** Exercise objective **
Go through the material below and copy each line where the word "comply" appears.

....................

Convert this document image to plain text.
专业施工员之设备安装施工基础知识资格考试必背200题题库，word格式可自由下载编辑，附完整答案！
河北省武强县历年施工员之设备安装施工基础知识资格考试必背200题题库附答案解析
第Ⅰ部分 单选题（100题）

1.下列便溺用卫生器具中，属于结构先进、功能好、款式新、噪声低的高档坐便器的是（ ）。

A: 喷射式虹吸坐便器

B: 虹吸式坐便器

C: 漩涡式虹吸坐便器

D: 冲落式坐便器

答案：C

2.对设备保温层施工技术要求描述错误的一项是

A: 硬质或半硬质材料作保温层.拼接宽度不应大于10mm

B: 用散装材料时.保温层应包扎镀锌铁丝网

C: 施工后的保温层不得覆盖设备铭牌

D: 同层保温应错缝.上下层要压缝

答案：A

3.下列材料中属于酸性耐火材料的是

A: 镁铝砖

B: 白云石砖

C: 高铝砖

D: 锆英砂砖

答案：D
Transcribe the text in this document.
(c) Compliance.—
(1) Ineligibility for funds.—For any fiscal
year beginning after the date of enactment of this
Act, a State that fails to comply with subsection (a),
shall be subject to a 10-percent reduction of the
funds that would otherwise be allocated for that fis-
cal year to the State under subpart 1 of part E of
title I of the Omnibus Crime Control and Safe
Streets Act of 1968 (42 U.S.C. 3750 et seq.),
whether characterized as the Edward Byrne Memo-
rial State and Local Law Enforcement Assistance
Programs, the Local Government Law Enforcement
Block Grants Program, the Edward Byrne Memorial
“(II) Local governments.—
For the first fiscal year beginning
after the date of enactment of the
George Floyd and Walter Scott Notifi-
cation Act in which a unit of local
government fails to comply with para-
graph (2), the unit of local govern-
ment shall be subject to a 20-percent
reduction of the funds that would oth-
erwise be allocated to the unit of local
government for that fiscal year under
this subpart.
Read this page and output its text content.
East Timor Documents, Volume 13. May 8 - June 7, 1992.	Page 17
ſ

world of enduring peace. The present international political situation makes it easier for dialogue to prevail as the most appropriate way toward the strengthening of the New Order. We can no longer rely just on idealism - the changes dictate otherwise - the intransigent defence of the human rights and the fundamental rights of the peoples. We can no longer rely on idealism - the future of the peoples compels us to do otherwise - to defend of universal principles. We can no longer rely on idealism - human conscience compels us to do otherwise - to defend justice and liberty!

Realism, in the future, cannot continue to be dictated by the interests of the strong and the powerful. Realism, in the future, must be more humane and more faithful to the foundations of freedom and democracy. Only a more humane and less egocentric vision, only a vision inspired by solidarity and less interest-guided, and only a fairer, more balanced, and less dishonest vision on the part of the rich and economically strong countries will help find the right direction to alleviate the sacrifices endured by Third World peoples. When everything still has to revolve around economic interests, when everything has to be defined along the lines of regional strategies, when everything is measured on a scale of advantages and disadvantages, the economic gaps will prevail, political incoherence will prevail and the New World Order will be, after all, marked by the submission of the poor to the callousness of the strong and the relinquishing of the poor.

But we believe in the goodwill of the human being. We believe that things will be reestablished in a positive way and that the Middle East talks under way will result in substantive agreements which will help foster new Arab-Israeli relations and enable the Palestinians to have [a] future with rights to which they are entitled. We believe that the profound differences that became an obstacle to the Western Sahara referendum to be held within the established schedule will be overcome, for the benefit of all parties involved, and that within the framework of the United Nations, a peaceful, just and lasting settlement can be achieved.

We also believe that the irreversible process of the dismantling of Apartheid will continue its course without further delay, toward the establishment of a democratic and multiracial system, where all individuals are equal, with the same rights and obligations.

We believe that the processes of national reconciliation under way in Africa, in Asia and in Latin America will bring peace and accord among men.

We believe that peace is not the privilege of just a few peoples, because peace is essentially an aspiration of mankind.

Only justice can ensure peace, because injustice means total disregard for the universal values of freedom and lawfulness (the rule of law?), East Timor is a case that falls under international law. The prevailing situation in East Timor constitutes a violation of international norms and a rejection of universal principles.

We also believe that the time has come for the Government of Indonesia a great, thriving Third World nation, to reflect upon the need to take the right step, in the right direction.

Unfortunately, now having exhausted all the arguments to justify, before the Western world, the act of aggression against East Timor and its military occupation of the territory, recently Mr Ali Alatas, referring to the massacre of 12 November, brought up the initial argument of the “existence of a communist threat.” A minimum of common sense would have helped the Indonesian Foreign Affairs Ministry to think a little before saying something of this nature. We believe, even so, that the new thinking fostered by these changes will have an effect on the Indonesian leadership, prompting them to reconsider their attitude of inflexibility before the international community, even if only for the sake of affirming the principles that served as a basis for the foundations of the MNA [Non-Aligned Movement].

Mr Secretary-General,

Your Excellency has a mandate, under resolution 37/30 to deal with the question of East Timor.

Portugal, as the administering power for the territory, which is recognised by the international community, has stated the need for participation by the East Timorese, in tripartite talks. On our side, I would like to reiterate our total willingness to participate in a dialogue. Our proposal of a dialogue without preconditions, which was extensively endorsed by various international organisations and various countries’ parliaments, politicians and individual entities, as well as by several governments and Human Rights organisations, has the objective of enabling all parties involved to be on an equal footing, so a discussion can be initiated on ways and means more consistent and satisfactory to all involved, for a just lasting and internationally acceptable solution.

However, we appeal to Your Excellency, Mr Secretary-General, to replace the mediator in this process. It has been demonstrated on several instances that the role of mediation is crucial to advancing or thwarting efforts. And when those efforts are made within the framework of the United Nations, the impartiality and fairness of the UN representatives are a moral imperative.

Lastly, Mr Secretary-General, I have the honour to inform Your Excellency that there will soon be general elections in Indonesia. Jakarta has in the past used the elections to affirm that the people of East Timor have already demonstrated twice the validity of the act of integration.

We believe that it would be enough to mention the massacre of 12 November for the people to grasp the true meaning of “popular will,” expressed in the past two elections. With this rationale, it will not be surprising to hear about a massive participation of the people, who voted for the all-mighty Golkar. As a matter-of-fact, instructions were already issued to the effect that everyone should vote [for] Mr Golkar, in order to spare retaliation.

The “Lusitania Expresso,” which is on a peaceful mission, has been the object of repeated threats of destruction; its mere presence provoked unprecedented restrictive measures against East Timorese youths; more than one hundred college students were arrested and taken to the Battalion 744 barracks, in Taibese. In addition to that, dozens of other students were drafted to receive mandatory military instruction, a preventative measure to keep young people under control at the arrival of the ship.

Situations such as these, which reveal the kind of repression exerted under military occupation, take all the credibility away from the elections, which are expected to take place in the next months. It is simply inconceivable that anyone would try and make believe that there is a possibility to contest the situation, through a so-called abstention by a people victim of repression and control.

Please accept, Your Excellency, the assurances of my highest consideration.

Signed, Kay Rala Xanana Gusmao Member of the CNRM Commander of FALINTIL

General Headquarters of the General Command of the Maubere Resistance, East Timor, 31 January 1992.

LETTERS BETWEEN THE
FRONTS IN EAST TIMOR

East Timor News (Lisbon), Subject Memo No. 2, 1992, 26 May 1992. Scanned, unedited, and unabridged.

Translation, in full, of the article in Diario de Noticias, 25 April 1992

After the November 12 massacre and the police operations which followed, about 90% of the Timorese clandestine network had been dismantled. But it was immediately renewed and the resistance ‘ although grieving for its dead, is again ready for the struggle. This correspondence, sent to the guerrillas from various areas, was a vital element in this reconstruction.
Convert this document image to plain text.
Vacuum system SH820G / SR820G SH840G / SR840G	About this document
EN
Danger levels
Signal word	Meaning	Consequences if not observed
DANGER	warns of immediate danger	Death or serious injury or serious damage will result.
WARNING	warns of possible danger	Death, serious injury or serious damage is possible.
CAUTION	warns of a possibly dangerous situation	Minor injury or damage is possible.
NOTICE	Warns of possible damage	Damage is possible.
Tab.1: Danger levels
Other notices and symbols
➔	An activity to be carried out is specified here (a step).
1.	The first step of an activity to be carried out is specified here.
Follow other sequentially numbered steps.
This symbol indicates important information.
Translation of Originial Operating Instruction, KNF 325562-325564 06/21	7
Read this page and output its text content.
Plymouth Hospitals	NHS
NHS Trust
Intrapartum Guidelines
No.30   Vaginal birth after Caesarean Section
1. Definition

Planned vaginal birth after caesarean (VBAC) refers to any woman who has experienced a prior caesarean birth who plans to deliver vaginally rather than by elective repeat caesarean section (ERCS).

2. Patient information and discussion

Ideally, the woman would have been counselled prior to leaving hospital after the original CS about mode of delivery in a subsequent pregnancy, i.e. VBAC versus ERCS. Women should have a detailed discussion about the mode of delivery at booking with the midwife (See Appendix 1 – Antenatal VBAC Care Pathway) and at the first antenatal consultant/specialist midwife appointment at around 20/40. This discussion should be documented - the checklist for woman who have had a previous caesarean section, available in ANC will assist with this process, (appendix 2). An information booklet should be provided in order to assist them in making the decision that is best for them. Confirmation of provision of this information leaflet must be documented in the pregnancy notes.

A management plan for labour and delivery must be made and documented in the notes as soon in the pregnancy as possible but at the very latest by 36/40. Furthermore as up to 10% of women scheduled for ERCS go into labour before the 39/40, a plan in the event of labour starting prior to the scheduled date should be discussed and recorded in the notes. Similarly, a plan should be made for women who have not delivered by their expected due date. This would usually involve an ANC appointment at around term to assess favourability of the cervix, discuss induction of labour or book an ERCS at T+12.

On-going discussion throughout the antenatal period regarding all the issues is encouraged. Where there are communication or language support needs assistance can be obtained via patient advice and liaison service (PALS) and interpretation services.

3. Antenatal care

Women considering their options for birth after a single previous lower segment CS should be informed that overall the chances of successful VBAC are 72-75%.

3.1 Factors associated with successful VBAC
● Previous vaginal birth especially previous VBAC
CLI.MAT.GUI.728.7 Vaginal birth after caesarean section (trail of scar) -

....................

** Expected output **
Act, a State that fails to comply with subsection (a),
government fails to comply with para-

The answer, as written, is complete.